- _DATA EXCERPTS_:
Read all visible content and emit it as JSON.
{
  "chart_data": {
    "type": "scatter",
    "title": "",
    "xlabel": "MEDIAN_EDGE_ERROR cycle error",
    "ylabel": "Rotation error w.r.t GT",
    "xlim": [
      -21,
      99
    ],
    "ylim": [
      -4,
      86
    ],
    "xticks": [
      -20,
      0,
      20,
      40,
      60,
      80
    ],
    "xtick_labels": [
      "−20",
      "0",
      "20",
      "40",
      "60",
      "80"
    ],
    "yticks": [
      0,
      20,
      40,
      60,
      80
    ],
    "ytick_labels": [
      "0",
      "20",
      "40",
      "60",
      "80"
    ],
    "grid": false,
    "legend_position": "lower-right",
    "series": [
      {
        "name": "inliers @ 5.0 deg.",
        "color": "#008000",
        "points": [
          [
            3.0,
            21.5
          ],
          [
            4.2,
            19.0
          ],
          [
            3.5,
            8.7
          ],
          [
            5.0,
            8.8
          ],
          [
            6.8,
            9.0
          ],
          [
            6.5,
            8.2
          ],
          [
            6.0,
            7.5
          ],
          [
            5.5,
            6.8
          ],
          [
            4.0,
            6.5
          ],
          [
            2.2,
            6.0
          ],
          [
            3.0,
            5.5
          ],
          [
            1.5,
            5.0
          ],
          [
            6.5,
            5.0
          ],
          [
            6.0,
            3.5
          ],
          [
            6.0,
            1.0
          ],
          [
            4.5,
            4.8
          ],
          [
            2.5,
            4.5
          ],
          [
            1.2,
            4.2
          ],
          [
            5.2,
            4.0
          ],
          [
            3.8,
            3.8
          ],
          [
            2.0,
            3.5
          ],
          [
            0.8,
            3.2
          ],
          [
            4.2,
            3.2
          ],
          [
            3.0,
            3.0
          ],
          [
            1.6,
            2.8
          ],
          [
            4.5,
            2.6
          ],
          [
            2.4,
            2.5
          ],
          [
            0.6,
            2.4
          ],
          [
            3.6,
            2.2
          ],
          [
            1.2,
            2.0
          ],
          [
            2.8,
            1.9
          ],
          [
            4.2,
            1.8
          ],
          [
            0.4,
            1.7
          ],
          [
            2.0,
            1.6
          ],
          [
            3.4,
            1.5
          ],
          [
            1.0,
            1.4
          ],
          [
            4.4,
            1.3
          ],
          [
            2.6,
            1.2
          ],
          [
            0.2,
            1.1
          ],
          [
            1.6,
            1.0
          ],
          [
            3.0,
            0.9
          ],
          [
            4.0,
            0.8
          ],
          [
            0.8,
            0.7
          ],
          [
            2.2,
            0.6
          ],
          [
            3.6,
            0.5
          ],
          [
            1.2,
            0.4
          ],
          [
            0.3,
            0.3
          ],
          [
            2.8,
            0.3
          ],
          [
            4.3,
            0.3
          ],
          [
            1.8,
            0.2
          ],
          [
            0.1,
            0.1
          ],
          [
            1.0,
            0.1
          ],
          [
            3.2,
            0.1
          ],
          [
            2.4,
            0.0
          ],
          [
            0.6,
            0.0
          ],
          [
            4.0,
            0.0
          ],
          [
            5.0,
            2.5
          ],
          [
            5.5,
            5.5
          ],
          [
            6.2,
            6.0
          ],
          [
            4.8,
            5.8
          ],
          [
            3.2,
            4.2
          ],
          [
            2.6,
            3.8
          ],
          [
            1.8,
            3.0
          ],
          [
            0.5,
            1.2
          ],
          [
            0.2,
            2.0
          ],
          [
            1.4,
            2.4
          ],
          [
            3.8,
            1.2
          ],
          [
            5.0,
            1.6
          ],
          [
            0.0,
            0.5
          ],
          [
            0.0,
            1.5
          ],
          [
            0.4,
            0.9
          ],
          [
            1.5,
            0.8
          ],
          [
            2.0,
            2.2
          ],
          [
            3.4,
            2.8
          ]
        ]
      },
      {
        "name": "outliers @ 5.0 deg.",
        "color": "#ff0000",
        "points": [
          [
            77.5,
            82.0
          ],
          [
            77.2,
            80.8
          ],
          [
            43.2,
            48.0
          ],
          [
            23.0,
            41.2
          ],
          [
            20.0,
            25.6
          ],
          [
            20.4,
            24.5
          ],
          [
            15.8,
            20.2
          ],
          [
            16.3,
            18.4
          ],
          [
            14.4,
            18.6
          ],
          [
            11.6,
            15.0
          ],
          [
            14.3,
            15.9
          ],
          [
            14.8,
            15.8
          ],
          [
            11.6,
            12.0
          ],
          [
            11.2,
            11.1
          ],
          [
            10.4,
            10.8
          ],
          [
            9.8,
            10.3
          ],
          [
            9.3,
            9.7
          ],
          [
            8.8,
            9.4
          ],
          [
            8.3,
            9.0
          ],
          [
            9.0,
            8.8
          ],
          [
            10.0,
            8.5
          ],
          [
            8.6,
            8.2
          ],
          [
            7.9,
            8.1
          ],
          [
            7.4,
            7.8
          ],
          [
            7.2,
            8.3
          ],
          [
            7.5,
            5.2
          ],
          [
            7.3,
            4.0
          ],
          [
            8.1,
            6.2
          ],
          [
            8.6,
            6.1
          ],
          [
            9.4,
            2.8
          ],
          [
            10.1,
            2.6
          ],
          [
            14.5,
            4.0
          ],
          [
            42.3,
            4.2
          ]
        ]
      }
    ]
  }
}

- _EXERCISE OBJECTIVE_: Write the entries again, exactly as they stand.

- _TASK ANSWER_:
Read all visible content and emit it as JSON.
{
  "chart_data": {
    "type": "scatter",
    "title": "",
    "xlabel": "MEDIAN_EDGE_ERROR cycle error",
    "ylabel": "Rotation error w.r.t GT",
    "xlim": [
      -21,
      99
    ],
    "ylim": [
      -4,
      86
    ],
    "xticks": [
      -20,
      0,
      20,
      40,
      60,
      80
    ],
    "xtick_labels": [
      "−20",
      "0",
      "20",
      "40",
      "60",
      "80"
    ],
    "yticks": [
      0,
      20,
      40,
      60,
      80
    ],
    "ytick_labels": [
      "0",
      "20",
      "40",
      "60",
      "80"
    ],
    "grid": false,
    "legend_position": "lower-right",
    "series": [
      {
        "name": "inliers @ 5.0 deg.",
        "color": "#008000",
        "points": [
          [
            3.0,
            21.5
          ],
          [
            4.2,
            19.0
          ],
          [
            3.5,
            8.7
          ],
          [
            5.0,
            8.8
          ],
          [
            6.8,
            9.0
          ],
          [
            6.5,
            8.2
          ],
          [
            6.0,
            7.5
          ],
          [
            5.5,
            6.8
          ],
          [
            4.0,
            6.5
          ],
          [
            2.2,
            6.0
          ],
          [
            3.0,
            5.5
          ],
          [
            1.5,
            5.0
          ],
          [
            6.5,
            5.0
          ],
          [
            6.0,
            3.5
          ],
          [
            6.0,
            1.0
          ],
          [
            4.5,
            4.8
          ],
          [
            2.5,
            4.5
          ],
          [
            1.2,
            4.2
          ],
          [
            5.2,
            4.0
          ],
          [
            3.8,
            3.8
          ],
          [
            2.0,
            3.5
          ],
          [
            0.8,
            3.2
          ],
          [
            4.2,
            3.2
          ],
          [
            3.0,
            3.0
          ],
          [
            1.6,
            2.8
          ],
          [
            4.5,
            2.6
          ],
          [
            2.4,
            2.5
          ],
          [
            0.6,
            2.4
          ],
          [
            3.6,
            2.2
          ],
          [
            1.2,
            2.0
          ],
          [
            2.8,
            1.9
          ],
          [
            4.2,
            1.8
          ],
          [
            0.4,
            1.7
          ],
          [
            2.0,
            1.6
          ],
          [
            3.4,
            1.5
          ],
          [
            1.0,
            1.4
          ],
          [
            4.4,
            1.3
          ],
          [
            2.6,
            1.2
          ],
          [
            0.2,
            1.1
          ],
          [
            1.6,
            1.0
          ],
          [
            3.0,
            0.9
          ],
          [
            4.0,
            0.8
          ],
          [
            0.8,
            0.7
          ],
          [
            2.2,
            0.6
          ],
          [
            3.6,
            0.5
          ],
          [
            1.2,
            0.4
          ],
          [
            0.3,
            0.3
          ],
          [
            2.8,
            0.3
          ],
          [
            4.3,
            0.3
          ],
          [
            1.8,
            0.2
          ],
          [
            0.1,
            0.1
          ],
          [
            1.0,
            0.1
          ],
          [
            3.2,
            0.1
          ],
          [
            2.4,
            0.0
          ],
          [
            0.6,
            0.0
          ],
          [
            4.0,
            0.0
          ],
          [
            5.0,
            2.5
          ],
          [
            5.5,
            5.5
          ],
          [
            6.2,
            6.0
          ],
          [
            4.8,
            5.8
          ],
          [
            3.2,
            4.2
          ],
          [
            2.6,
            3.8
          ],
          [
            1.8,
            3.0
          ],
          [
            0.5,
            1.2
          ],
          [
            0.2,
            2.0
          ],
          [
            1.4,
            2.4
          ],
          [
            3.8,
            1.2
          ],
          [
            5.0,
            1.6
          ],
          [
            0.0,
            0.5
          ],
          [
            0.0,
            1.5
          ],
          [
            0.4,
            0.9
          ],
          [
            1.5,
            0.8
          ],
          [
            2.0,
            2.2
          ],
          [
            3.4,
            2.8
          ]
        ]
      },
      {
        "name": "outliers @ 5.0 deg.",
        "color": "#ff0000",
        "points": [
          [
            77.5,
            82.0
          ],
          [
            77.2,
            80.8
          ],
          [
            43.2,
            48.0
          ],
          [
            23.0,
            41.2
          ],
          [
            20.0,
            25.6
          ],
          [
            20.4,
            24.5
          ],
          [
            15.8,
            20.2
          ],
          [
            16.3,
            18.4
          ],
          [
            14.4,
            18.6
          ],
          [
            11.6,
            15.0
          ],
          [
            14.3,
            15.9
          ],
          [
            14.8,
            15.8
          ],
          [
            11.6,
            12.0
          ],
          [
            11.2,
            11.1
          ],
          [
            10.4,
            10.8
          ],
          [
            9.8,
            10.3
          ],
          [
            9.3,
            9.7
          ],
          [
            8.8,
            9.4
          ],
          [
            8.3,
            9.0
          ],
          [
            9.0,
            8.8
          ],
          [
            10.0,
            8.5
          ],
          [
            8.6,
            8.2
          ],
          [
            7.9,
            8.1
          ],
          [
            7.4,
            7.8
          ],
          [
            7.2,
            8.3
          ],
          [
            7.5,
            5.2
          ],
          [
            7.3,
            4.0
          ],
          [
            8.1,
            6.2
          ],
          [
            8.6,
            6.1
          ],
          [
            9.4,
            2.8
          ],
          [
            10.1,
            2.6
          ],
          [
            14.5,
            4.0
          ],
          [
            42.3,
            4.2
          ]
        ]
      }
    ]
  }
}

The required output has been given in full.